[Data records]
* * * * * * *
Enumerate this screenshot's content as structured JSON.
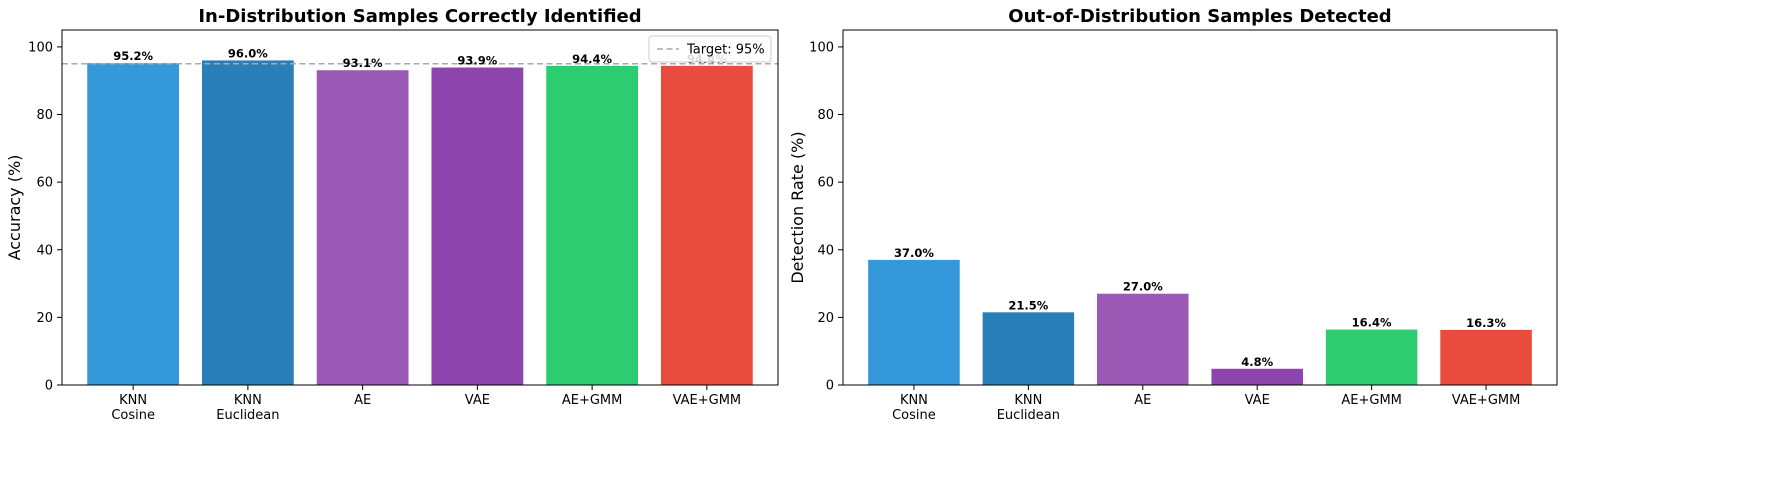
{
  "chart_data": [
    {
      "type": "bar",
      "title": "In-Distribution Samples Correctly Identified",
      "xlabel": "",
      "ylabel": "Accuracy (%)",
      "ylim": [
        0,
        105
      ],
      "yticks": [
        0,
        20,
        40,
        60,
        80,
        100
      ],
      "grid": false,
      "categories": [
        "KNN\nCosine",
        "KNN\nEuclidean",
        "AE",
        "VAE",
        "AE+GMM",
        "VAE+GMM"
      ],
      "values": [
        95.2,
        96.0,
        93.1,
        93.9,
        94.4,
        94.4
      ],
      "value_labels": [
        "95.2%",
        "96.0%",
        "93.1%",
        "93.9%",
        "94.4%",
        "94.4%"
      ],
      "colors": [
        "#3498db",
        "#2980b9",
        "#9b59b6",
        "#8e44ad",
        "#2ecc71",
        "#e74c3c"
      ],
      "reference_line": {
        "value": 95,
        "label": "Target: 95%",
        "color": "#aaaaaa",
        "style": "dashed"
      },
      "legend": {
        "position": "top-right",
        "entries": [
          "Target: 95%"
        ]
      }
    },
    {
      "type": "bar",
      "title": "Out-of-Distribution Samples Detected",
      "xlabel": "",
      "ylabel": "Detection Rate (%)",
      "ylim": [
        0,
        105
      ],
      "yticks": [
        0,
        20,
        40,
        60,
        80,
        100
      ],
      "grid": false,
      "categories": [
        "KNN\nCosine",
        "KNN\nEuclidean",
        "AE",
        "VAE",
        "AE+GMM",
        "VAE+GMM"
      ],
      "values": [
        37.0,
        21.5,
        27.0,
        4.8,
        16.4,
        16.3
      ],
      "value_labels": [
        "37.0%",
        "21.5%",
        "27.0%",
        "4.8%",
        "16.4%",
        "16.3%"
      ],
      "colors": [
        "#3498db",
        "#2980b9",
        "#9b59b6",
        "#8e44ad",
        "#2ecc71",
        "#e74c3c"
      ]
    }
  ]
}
* * * * * * *
Omit the pictures and give the material again, exactly and in full.

[Solution for this problem]
Enumerate this screenshot's content as structured JSON.
{
  "chart_data": [
    {
      "type": "bar",
      "title": "In-Distribution Samples Correctly Identified",
      "xlabel": "",
      "ylabel": "Accuracy (%)",
      "ylim": [
        0,
        105
      ],
      "yticks": [
        0,
        20,
        40,
        60,
        80,
        100
      ],
      "grid": false,
      "categories": [
        "KNN\nCosine",
        "KNN\nEuclidean",
        "AE",
        "VAE",
        "AE+GMM",
        "VAE+GMM"
      ],
      "values": [
        95.2,
        96.0,
        93.1,
        93.9,
        94.4,
        94.4
      ],
      "value_labels": [
        "95.2%",
        "96.0%",
        "93.1%",
        "93.9%",
        "94.4%",
        "94.4%"
      ],
      "colors": [
        "#3498db",
        "#2980b9",
        "#9b59b6",
        "#8e44ad",
        "#2ecc71",
        "#e74c3c"
      ],
      "reference_line": {
        "value": 95,
        "label": "Target: 95%",
        "color": "#aaaaaa",
        "style": "dashed"
      },
      "legend": {
        "position": "top-right",
        "entries": [
          "Target: 95%"
        ]
      }
    },
    {
      "type": "bar",
      "title": "Out-of-Distribution Samples Detected",
      "xlabel": "",
      "ylabel": "Detection Rate (%)",
      "ylim": [
        0,
        105
      ],
      "yticks": [
        0,
        20,
        40,
        60,
        80,
        100
      ],
      "grid": false,
      "categories": [
        "KNN\nCosine",
        "KNN\nEuclidean",
        "AE",
        "VAE",
        "AE+GMM",
        "VAE+GMM"
      ],
      "values": [
        37.0,
        21.5,
        27.0,
        4.8,
        16.4,
        16.3
      ],
      "value_labels": [
        "37.0%",
        "21.5%",
        "27.0%",
        "4.8%",
        "16.4%",
        "16.3%"
      ],
      "colors": [
        "#3498db",
        "#2980b9",
        "#9b59b6",
        "#8e44ad",
        "#2ecc71",
        "#e74c3c"
      ]
    }
  ]
}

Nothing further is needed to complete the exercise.